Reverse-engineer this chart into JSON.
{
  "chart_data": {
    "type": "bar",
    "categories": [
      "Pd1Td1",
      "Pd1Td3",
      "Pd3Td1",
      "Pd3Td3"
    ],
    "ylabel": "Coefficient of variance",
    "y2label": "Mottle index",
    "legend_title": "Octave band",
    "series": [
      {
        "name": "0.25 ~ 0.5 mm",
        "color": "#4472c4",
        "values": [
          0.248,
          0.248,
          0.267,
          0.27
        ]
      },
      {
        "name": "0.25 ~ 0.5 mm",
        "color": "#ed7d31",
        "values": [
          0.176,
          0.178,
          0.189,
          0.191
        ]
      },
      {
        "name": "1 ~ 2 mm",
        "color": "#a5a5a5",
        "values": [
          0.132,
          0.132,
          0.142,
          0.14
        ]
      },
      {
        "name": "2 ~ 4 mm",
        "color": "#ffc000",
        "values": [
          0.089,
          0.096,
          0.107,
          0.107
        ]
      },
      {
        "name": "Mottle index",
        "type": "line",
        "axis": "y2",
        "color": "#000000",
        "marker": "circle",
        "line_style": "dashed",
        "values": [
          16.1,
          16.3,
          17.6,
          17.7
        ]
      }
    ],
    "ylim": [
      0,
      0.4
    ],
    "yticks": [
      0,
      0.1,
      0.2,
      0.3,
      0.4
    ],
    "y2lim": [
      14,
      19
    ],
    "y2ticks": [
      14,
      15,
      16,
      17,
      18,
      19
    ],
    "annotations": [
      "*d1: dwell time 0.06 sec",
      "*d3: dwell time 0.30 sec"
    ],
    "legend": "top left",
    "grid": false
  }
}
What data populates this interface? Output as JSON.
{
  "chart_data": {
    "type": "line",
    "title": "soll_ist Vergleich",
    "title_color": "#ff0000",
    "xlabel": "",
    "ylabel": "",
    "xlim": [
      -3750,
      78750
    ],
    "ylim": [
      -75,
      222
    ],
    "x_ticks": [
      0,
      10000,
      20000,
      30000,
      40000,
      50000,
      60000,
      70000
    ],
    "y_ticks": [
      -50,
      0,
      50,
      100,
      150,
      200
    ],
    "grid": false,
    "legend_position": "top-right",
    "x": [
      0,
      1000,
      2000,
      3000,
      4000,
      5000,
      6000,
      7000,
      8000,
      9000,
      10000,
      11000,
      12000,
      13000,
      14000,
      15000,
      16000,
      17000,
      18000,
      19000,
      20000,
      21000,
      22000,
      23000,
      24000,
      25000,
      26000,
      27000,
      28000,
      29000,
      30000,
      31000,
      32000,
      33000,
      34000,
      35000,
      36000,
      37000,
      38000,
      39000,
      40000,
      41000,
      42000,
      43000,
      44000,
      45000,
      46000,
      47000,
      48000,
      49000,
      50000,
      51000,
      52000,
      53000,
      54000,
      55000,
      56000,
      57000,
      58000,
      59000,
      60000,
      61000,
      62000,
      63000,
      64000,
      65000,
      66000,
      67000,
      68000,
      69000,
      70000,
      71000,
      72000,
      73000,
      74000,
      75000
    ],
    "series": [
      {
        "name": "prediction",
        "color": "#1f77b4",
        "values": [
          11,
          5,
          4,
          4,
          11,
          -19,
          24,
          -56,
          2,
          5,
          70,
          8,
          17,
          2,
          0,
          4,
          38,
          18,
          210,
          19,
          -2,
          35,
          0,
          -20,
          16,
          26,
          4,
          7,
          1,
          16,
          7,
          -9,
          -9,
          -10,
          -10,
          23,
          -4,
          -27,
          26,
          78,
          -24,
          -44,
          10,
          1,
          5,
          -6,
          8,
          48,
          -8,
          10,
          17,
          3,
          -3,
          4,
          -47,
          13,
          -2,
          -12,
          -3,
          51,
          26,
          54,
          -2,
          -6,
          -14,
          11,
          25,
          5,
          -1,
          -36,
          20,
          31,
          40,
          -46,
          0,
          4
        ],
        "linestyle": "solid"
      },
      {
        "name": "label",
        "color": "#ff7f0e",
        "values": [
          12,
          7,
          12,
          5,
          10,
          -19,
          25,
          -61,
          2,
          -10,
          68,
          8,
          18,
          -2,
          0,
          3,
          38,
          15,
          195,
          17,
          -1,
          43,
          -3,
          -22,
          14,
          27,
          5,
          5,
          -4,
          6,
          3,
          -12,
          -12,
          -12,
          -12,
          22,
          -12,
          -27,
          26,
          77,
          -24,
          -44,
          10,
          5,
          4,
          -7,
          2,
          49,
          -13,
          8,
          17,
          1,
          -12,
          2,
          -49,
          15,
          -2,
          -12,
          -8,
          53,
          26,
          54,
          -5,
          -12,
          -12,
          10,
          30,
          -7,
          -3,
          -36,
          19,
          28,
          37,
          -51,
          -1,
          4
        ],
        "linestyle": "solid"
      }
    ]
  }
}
★ ★ ★ ★
**OBJECTIVE**
Return the lines above exactly, keeping every word.

**ANSWER TO THE EXERCISE**
Reverse-engineer this chart into JSON.
{
  "chart_data": {
    "type": "bar",
    "categories": [
      "Pd1Td1",
      "Pd1Td3",
      "Pd3Td1",
      "Pd3Td3"
    ],
    "ylabel": "Coefficient of variance",
    "y2label": "Mottle index",
    "legend_title": "Octave band",
    "series": [
      {
        "name": "0.25 ~ 0.5 mm",
        "color": "#4472c4",
        "values": [
          0.248,
          0.248,
          0.267,
          0.27
        ]
      },
      {
        "name": "0.25 ~ 0.5 mm",
        "color": "#ed7d31",
        "values": [
          0.176,
          0.178,
          0.189,
          0.191
        ]
      },
      {
        "name": "1 ~ 2 mm",
        "color": "#a5a5a5",
        "values": [
          0.132,
          0.132,
          0.142,
          0.14
        ]
      },
      {
        "name": "2 ~ 4 mm",
        "color": "#ffc000",
        "values": [
          0.089,
          0.096,
          0.107,
          0.107
        ]
      },
      {
        "name": "Mottle index",
        "type": "line",
        "axis": "y2",
        "color": "#000000",
        "marker": "circle",
        "line_style": "dashed",
        "values": [
          16.1,
          16.3,
          17.6,
          17.7
        ]
      }
    ],
    "ylim": [
      0,
      0.4
    ],
    "yticks": [
      0,
      0.1,
      0.2,
      0.3,
      0.4
    ],
    "y2lim": [
      14,
      19
    ],
    "y2ticks": [
      14,
      15,
      16,
      17,
      18,
      19
    ],
    "annotations": [
      "*d1: dwell time 0.06 sec",
      "*d3: dwell time 0.30 sec"
    ],
    "legend": "top left",
    "grid": false
  }
}
What data populates this interface? Output as JSON.
{
  "chart_data": {
    "type": "line",
    "title": "soll_ist Vergleich",
    "title_color": "#ff0000",
    "xlabel": "",
    "ylabel": "",
    "xlim": [
      -3750,
      78750
    ],
    "ylim": [
      -75,
      222
    ],
    "x_ticks": [
      0,
      10000,
      20000,
      30000,
      40000,
      50000,
      60000,
      70000
    ],
    "y_ticks": [
      -50,
      0,
      50,
      100,
      150,
      200
    ],
    "grid": false,
    "legend_position": "top-right",
    "x": [
      0,
      1000,
      2000,
      3000,
      4000,
      5000,
      6000,
      7000,
      8000,
      9000,
      10000,
      11000,
      12000,
      13000,
      14000,
      15000,
      16000,
      17000,
      18000,
      19000,
      20000,
      21000,
      22000,
      23000,
      24000,
      25000,
      26000,
      27000,
      28000,
      29000,
      30000,
      31000,
      32000,
      33000,
      34000,
      35000,
      36000,
      37000,
      38000,
      39000,
      40000,
      41000,
      42000,
      43000,
      44000,
      45000,
      46000,
      47000,
      48000,
      49000,
      50000,
      51000,
      52000,
      53000,
      54000,
      55000,
      56000,
      57000,
      58000,
      59000,
      60000,
      61000,
      62000,
      63000,
      64000,
      65000,
      66000,
      67000,
      68000,
      69000,
      70000,
      71000,
      72000,
      73000,
      74000,
      75000
    ],
    "series": [
      {
        "name": "prediction",
        "color": "#1f77b4",
        "values": [
          11,
          5,
          4,
          4,
          11,
          -19,
          24,
          -56,
          2,
          5,
          70,
          8,
          17,
          2,
          0,
          4,
          38,
          18,
          210,
          19,
          -2,
          35,
          0,
          -20,
          16,
          26,
          4,
          7,
          1,
          16,
          7,
          -9,
          -9,
          -10,
          -10,
          23,
          -4,
          -27,
          26,
          78,
          -24,
          -44,
          10,
          1,
          5,
          -6,
          8,
          48,
          -8,
          10,
          17,
          3,
          -3,
          4,
          -47,
          13,
          -2,
          -12,
          -3,
          51,
          26,
          54,
          -2,
          -6,
          -14,
          11,
          25,
          5,
          -1,
          -36,
          20,
          31,
          40,
          -46,
          0,
          4
        ],
        "linestyle": "solid"
      },
      {
        "name": "label",
        "color": "#ff7f0e",
        "values": [
          12,
          7,
          12,
          5,
          10,
          -19,
          25,
          -61,
          2,
          -10,
          68,
          8,
          18,
          -2,
          0,
          3,
          38,
          15,
          195,
          17,
          -1,
          43,
          -3,
          -22,
          14,
          27,
          5,
          5,
          -4,
          6,
          3,
          -12,
          -12,
          -12,
          -12,
          22,
          -12,
          -27,
          26,
          77,
          -24,
          -44,
          10,
          5,
          4,
          -7,
          2,
          49,
          -13,
          8,
          17,
          1,
          -12,
          2,
          -49,
          15,
          -2,
          -12,
          -8,
          53,
          26,
          54,
          -5,
          -12,
          -12,
          10,
          30,
          -7,
          -3,
          -36,
          19,
          28,
          37,
          -51,
          -1,
          4
        ],
        "linestyle": "solid"
      }
    ]
  }
}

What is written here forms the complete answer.